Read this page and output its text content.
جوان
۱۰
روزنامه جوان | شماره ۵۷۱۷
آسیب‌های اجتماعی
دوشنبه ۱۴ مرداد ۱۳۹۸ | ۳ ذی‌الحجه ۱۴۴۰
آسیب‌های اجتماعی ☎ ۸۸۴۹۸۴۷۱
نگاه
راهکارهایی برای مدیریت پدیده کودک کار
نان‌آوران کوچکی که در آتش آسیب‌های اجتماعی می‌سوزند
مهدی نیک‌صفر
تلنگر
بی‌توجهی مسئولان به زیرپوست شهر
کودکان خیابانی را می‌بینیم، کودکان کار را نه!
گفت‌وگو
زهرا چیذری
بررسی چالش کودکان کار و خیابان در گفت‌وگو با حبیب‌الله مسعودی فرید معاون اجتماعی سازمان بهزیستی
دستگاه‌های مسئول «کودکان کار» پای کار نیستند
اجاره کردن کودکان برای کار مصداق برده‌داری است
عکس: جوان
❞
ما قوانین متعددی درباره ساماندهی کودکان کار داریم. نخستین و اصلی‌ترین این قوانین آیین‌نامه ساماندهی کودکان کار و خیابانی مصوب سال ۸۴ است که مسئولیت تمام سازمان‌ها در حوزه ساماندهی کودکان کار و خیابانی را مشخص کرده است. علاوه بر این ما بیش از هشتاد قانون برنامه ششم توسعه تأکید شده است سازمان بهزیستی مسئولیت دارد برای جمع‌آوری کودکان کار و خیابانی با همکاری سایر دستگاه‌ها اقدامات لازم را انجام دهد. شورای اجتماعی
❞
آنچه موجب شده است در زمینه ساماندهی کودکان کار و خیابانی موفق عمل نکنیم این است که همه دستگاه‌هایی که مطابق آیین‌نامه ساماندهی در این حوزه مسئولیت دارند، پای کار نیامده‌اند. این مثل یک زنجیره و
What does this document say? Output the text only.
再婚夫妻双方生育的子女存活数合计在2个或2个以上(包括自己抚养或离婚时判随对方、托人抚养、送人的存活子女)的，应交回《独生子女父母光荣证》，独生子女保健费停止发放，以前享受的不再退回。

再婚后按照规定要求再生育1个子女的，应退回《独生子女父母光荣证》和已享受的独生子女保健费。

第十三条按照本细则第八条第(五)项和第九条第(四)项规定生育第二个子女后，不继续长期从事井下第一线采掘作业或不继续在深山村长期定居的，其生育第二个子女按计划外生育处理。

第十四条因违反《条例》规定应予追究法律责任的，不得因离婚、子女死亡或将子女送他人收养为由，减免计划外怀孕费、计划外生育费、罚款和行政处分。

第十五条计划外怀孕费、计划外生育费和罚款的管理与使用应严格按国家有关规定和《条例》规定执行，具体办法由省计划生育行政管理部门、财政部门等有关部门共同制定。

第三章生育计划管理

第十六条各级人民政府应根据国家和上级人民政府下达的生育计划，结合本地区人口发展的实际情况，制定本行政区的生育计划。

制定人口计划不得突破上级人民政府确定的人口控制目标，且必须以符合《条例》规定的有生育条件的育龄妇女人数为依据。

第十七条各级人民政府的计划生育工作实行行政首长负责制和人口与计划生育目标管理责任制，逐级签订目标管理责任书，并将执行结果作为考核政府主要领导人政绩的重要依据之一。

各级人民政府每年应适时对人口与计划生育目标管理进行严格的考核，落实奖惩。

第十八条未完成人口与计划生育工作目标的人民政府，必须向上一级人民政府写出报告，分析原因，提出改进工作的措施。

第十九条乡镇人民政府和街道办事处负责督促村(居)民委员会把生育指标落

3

··········

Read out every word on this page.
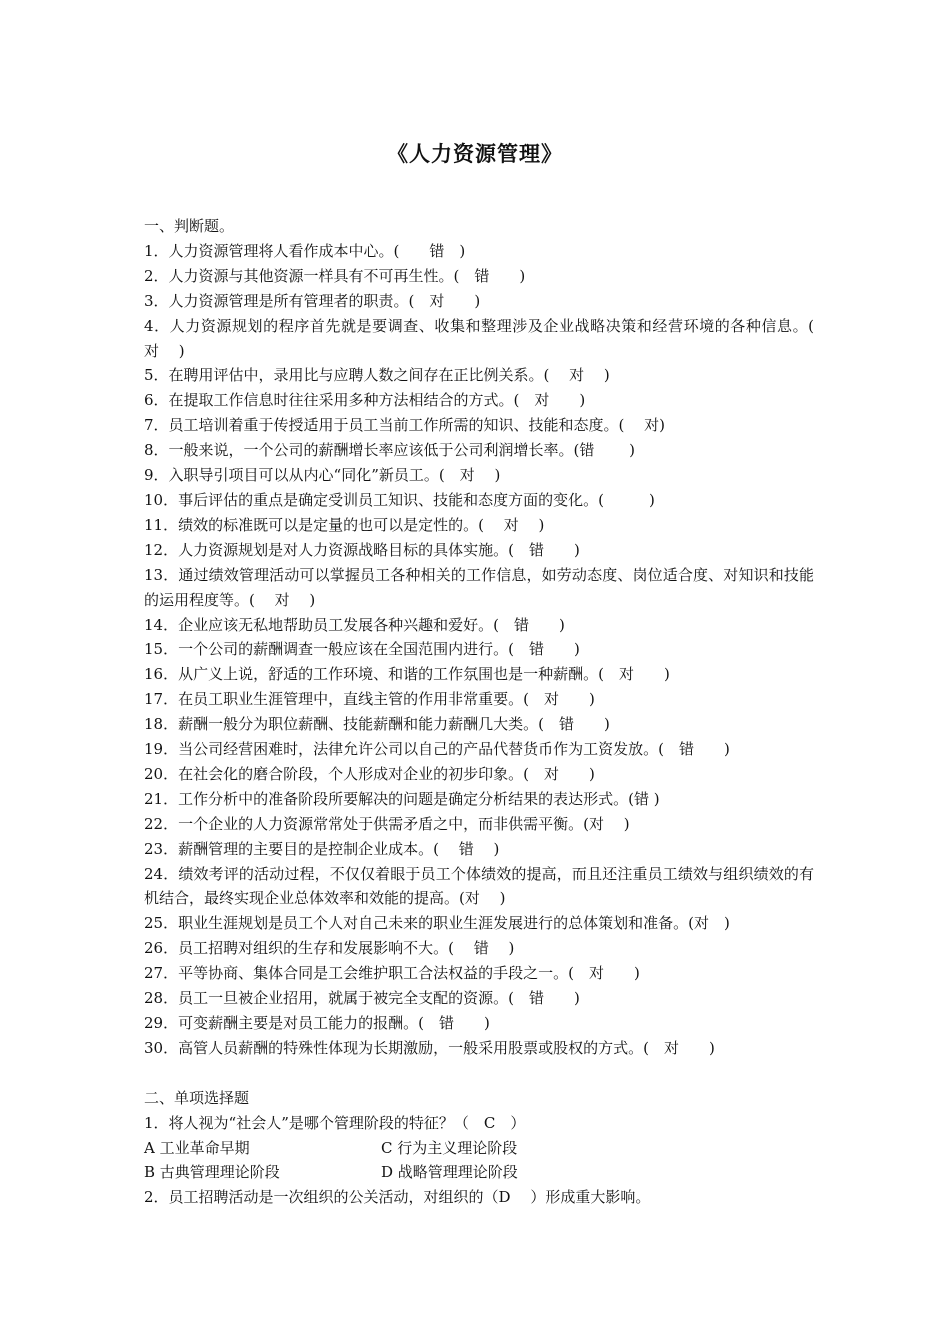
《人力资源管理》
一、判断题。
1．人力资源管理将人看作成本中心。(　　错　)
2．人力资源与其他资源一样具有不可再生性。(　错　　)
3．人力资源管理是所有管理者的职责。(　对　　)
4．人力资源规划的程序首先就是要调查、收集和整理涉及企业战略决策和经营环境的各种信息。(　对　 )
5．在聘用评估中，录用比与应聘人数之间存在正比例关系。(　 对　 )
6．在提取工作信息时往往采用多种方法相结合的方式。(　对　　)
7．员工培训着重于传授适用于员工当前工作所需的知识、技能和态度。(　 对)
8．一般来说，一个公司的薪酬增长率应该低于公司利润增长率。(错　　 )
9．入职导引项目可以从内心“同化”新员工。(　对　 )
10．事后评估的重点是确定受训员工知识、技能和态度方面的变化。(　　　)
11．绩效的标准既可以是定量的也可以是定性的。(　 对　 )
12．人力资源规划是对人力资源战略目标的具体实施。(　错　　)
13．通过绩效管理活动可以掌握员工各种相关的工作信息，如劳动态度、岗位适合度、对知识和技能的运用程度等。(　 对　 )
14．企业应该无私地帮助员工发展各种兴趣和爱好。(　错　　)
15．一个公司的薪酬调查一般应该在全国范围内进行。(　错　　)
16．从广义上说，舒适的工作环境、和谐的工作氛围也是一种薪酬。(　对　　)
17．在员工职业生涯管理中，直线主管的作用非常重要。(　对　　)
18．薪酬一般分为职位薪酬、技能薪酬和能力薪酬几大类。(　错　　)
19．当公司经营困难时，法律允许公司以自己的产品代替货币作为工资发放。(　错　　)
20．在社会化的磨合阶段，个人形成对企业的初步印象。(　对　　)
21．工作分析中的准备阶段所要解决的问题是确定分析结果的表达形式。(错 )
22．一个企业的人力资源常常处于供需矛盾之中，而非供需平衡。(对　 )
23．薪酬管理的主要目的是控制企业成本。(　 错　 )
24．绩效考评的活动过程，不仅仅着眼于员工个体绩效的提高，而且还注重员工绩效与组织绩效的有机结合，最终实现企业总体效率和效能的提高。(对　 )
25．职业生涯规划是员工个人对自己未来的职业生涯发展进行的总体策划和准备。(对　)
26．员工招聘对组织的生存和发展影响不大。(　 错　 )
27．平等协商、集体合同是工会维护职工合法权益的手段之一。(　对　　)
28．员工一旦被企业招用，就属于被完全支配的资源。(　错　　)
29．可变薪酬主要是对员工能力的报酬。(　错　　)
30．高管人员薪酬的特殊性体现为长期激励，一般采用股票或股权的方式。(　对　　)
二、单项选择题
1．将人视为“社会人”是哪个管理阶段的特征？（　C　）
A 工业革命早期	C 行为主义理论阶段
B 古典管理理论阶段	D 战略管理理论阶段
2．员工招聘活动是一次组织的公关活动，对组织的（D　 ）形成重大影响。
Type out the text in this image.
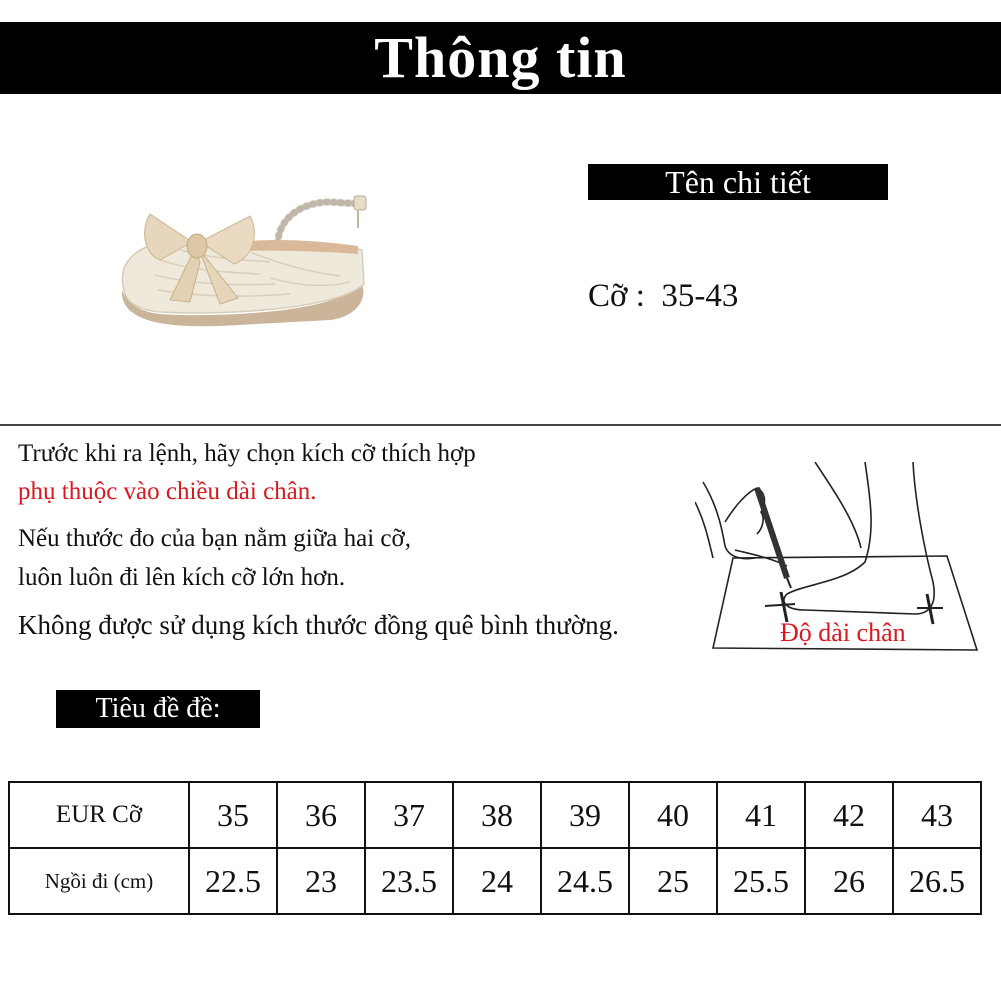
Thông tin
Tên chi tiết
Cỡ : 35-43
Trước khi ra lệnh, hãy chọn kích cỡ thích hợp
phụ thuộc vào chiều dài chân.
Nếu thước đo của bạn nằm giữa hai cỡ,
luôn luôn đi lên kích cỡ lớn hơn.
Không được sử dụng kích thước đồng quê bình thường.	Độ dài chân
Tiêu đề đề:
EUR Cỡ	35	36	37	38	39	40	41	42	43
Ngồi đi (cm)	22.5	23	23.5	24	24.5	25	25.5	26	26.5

··········

**Written instruction:**
Read through the entries and copy each line in which "سازمان" appears.

**Task output:**
بررسی چالش کودکان کار و خیابان در گفت‌وگو با حبیب‌الله مسعودی فرید معاون اجتماعی سازمان بهزیستی
ما قوانین متعددی درباره ساماندهی کودکان کار داریم. نخستین و اصلی‌ترین این قوانین آیین‌نامه ساماندهی کودکان کار و خیابانی مصوب سال ۸۴ است که مسئولیت تمام سازمان‌ها در حوزه ساماندهی کودکان کار و خیابانی را مشخص کرده است. علاوه بر این ما بیش از هشتاد قانون برنامه ششم توسعه تأکید شده است سازمان بهزیستی مسئولیت دارد برای جمع‌آوری کودکان کار و خیابانی با همکاری سایر دستگاه‌ها اقدامات لازم را انجام دهد. شورای اجتماعی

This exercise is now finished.